**Given task**
Tally how many lines hold the string "this". Your reply should be that number alone.

(Stored dataset items)
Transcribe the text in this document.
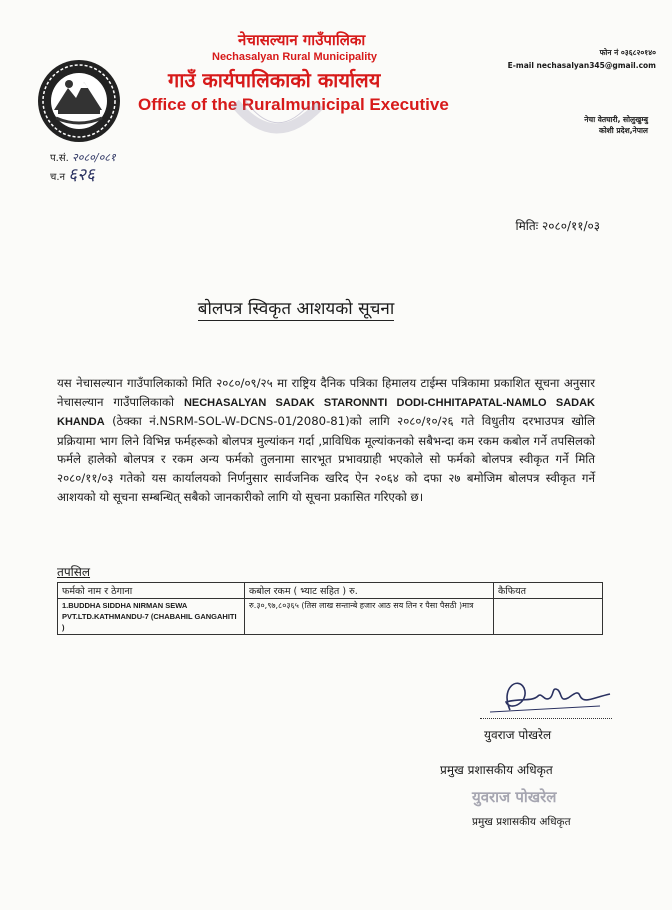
नेचासल्यान गाउँपालिका
Nechasalyan Rural Municipality
गाउँ कार्यपालिकाको कार्यालय
Office of the Ruralmunicipal Executive
फोन नं ०३६८२०१४०
E-mail nechasalyan345@gmail.com
नेचा वेतघारी, सोलुखुम्बु
कोशी प्रदेश,नेपाल
प.सं. २०८०/०८१
च.न ६२६
मितिः २०८०/११/०३
बोलपत्र स्विकृत आशयको सूचना
यस नेचासल्यान गाउँपालिकाको मिति २०८०/०९/२५ मा राष्ट्रिय दैनिक पत्रिका हिमालय टाईम्स पत्रिकामा प्रकाशित सूचना अनुसार नेचासल्यान गाउँपालिकाको NECHASALYAN SADAK STARONNTI DODI-CHHITAPATAL-NAMLO SADAK KHANDA (ठेक्का नं.NSRM-SOL-W-DCNS-01/2080-81)को लागि २०८०/१०/२६ गते विधुतीय दरभाउपत्र खोलि प्रक्रियामा भाग लिने विभिन्न फर्महरूको बोलपत्र मुल्यांकन गर्दा ,प्राविधिक मूल्यांकनको सबैभन्दा कम रकम कबोल गर्ने तपसिलको फर्मले हालेको बोलपत्र र रकम अन्य फर्मको तुलनामा सारभूत प्रभावग्राही भएकोले सो फर्मको बोलपत्र स्वीकृत गर्ने मिति २०८०/११/०३ गतेको यस कार्यालयको निर्णनुसार सार्वजनिक खरिद ऐन २०६४ को दफा २७ बमोजिम बोलपत्र स्वीकृत गर्ने आशयको यो सूचना सम्बन्धित् सबैको जानकारीको लागि यो सूचना प्रकासित गरिएको छ।
तपसिल
फर्मको नाम र ठेगाना	कबोल रकम ( भ्याट सहित ) रु.	कैफियत
1.BUDDHA SIDDHA NIRMAN SEWA PVT.LTD.KATHMANDU-7 (CHABAHIL GANGAHITI )	रु.३०,९७,८०३६५ (तिस लाख सन्तान्बे हजार आठ सय तिन र पैसा पैसठी )मात्र	
युवराज पोखरेल
प्रमुख प्रशासकीय अधिकृत
युवराज पोखरेल
प्रमुख प्रशासकीय अधिकृत
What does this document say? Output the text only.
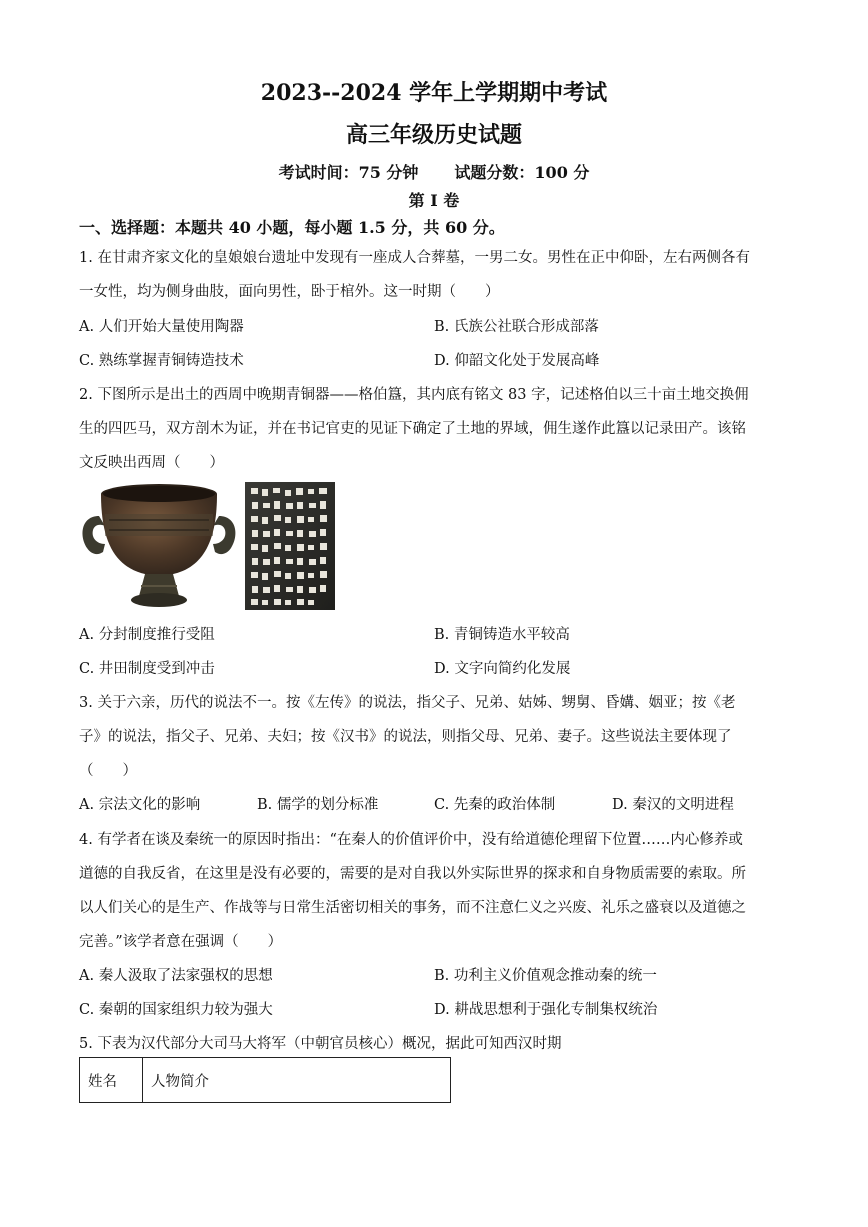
2023--2024 学年上学期期中考试
高三年级历史试题
考试时间：75 分钟 试题分数：100 分
第 I 卷
一、选择题：本题共 40 小题，每小题 1.5 分，共 60 分。
1. 在甘肃齐家文化的皇娘娘台遗址中发现有一座成人合葬墓，一男二女。男性在正中仰卧，左右两侧各有
一女性，均为侧身曲肢，面向男性，卧于棺外。这一时期（　　）
A. 人们开始大量使用陶器	B. 氏族公社联合形成部落
C. 熟练掌握青铜铸造技术	D. 仰韶文化处于发展高峰
2. 下图所示是出土的西周中晚期青铜器——格伯簋，其内底有铭文 83 字，记述格伯以三十亩土地交换佣
生的四匹马，双方剖木为证，并在书记官吏的见证下确定了土地的界域，佣生遂作此簋以记录田产。该铭
文反映出西周（　　）
A. 分封制度推行受阻	B. 青铜铸造水平较高
C. 井田制度受到冲击	D. 文字向简约化发展
3. 关于六亲，历代的说法不一。按《左传》的说法，指父子、兄弟、姑姊、甥舅、昏媾、姻亚；按《老
子》的说法，指父子、兄弟、夫妇；按《汉书》的说法，则指父母、兄弟、妻子。这些说法主要体现了
（　　）
A. 宗法文化的影响	B. 儒学的划分标准	C. 先秦的政治体制	D. 秦汉的文明进程
4. 有学者在谈及秦统一的原因时指出：“在秦人的价值评价中，没有给道德伦理留下位置……内心修养或
道德的自我反省，在这里是没有必要的，需要的是对自我以外实际世界的探求和自身物质需要的索取。所
以人们关心的是生产、作战等与日常生活密切相关的事务，而不注意仁义之兴废、礼乐之盛衰以及道德之
完善。”该学者意在强调（　　）
A. 秦人汲取了法家强权的思想	B. 功利主义价值观念推动秦的统一
C. 秦朝的国家组织力较为强大	D. 耕战思想利于强化专制集权统治
5. 下表为汉代部分大司马大将军（中朝官员核心）概况，据此可知西汉时期
姓名	人物简介
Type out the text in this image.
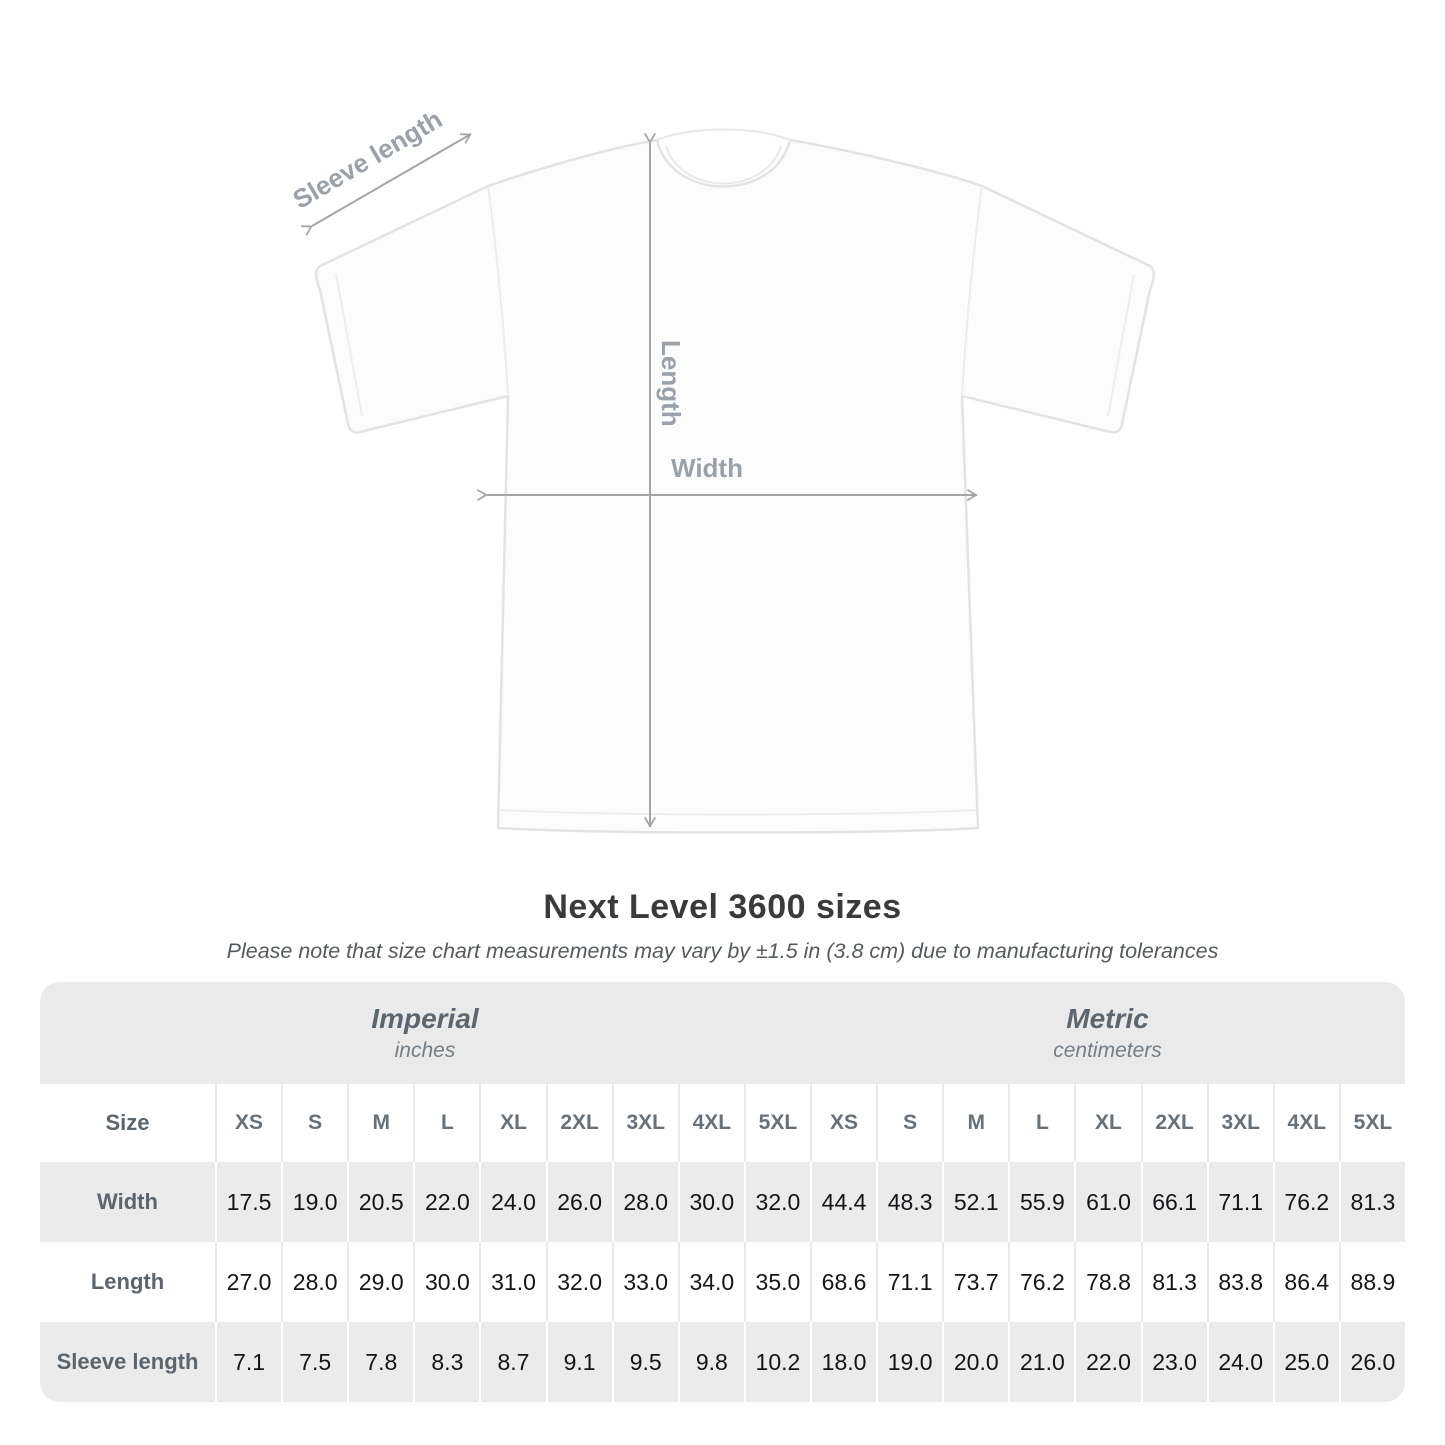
Sleeve length
Length
Width
Next Level 3600 sizes

Please note that size chart measurements may vary by ±1.5 in (3.8 cm) due to manufacturing tolerances

Imperial
inches
Metric
centimeters
Size	XS	S	M	L	XL	2XL	3XL	4XL	5XL	XS	S	M	L	XL	2XL	3XL	4XL	5XL
Width	17.5 19.0 20.5 22.0 24.0 26.0 28.0 30.0 32.0 44.4 48.3 52.1 55.9 61.0 66.1 71.1 76.2 81.3
Length	27.0 28.0 29.0 30.0 31.0 32.0 33.0 34.0 35.0 68.6 71.1 73.7 76.2 78.8 81.3 83.8 86.4 88.9
Sleeve length	7.1	7.5	7.8	8.3	8.7	9.1	9.5	9.8	10.2 18.0 19.0 20.0 21.0 22.0 23.0 24.0 25.0 26.0
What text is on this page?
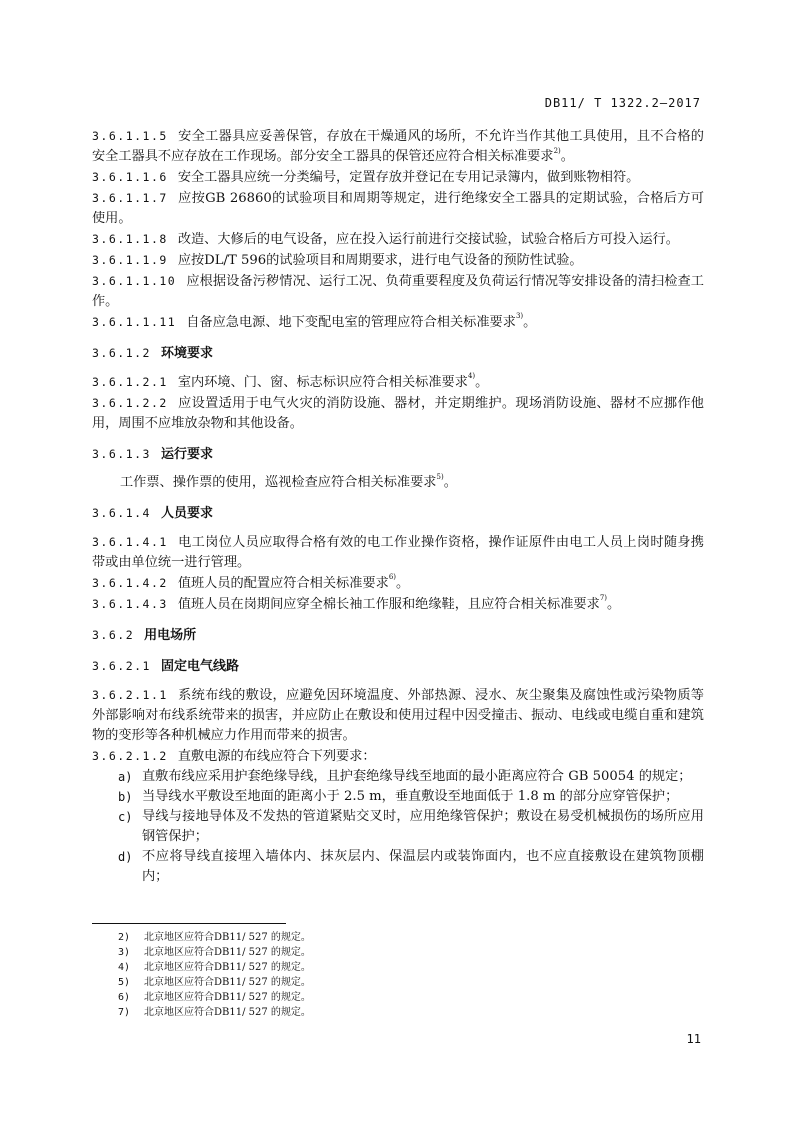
DB11/ T 1322.2—2017

3.6.1.1.5 安全工器具应妥善保管，存放在干燥通风的场所，不允许当作其他工具使用，且不合格的安全工器具不应存放在工作现场。部分安全工器具的保管还应符合相关标准要求$^{2)}$。

3.6.1.1.6 安全工器具应统一分类编号，定置存放并登记在专用记录簿内，做到账物相符。

3.6.1.1.7 应按GB 26860的试验项目和周期等规定，进行绝缘安全工器具的定期试验，合格后方可使用。

3.6.1.1.8 改造、大修后的电气设备，应在投入运行前进行交接试验，试验合格后方可投入运行。

3.6.1.1.9 应按DL/T 596的试验项目和周期要求，进行电气设备的预防性试验。

3.6.1.1.10 应根据设备污秽情况、运行工况、负荷重要程度及负荷运行情况等安排设备的清扫检查工作。

3.6.1.1.11 自备应急电源、地下变配电室的管理应符合相关标准要求$^{3)}$。

3.6.1.2 环境要求

3.6.1.2.1 室内环境、门、窗、标志标识应符合相关标准要求$^{4)}$。

3.6.1.2.2 应设置适用于电气火灾的消防设施、器材，并定期维护。现场消防设施、器材不应挪作他用，周围不应堆放杂物和其他设备。

3.6.1.3 运行要求

工作票、操作票的使用，巡视检查应符合相关标准要求$^{5)}$。

3.6.1.4 人员要求

3.6.1.4.1 电工岗位人员应取得合格有效的电工作业操作资格，操作证原件由电工人员上岗时随身携带或由单位统一进行管理。

3.6.1.4.2 值班人员的配置应符合相关标准要求$^{6)}$。

3.6.1.4.3 值班人员在岗期间应穿全棉长袖工作服和绝缘鞋，且应符合相关标准要求$^{7)}$。

3.6.2 用电场所
3.6.2.1 固定电气线路

3.6.2.1.1 系统布线的敷设，应避免因环境温度、外部热源、浸水、灰尘聚集及腐蚀性或污染物质等外部影响对布线系统带来的损害，并应防止在敷设和使用过程中因受撞击、振动、电线或电缆自重和建筑物的变形等各种机械应力作用而带来的损害。

3.6.2.1.2 直敷电源的布线应符合下列要求：

a) 直敷布线应采用护套绝缘导线，且护套绝缘导线至地面的最小距离应符合 GB 50054 的规定；
b) 当导线水平敷设至地面的距离小于 2.5 m，垂直敷设至地面低于 1.8 m 的部分应穿管保护；
c) 导线与接地导体及不发热的管道紧贴交叉时，应用绝缘管保护；敷设在易受机械损伤的场所应用钢管保护；
d) 不应将导线直接埋入墙体内、抹灰层内、保温层内或装饰面内，也不应直接敷设在建筑物顶棚内；
2) 北京地区应符合DB11/ 527 的规定。
3) 北京地区应符合DB11/ 527 的规定。
4) 北京地区应符合DB11/ 527 的规定。
5) 北京地区应符合DB11/ 527 的规定。
6) 北京地区应符合DB11/ 527 的规定。
7) 北京地区应符合DB11/ 527 的规定。
11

**The reply**
4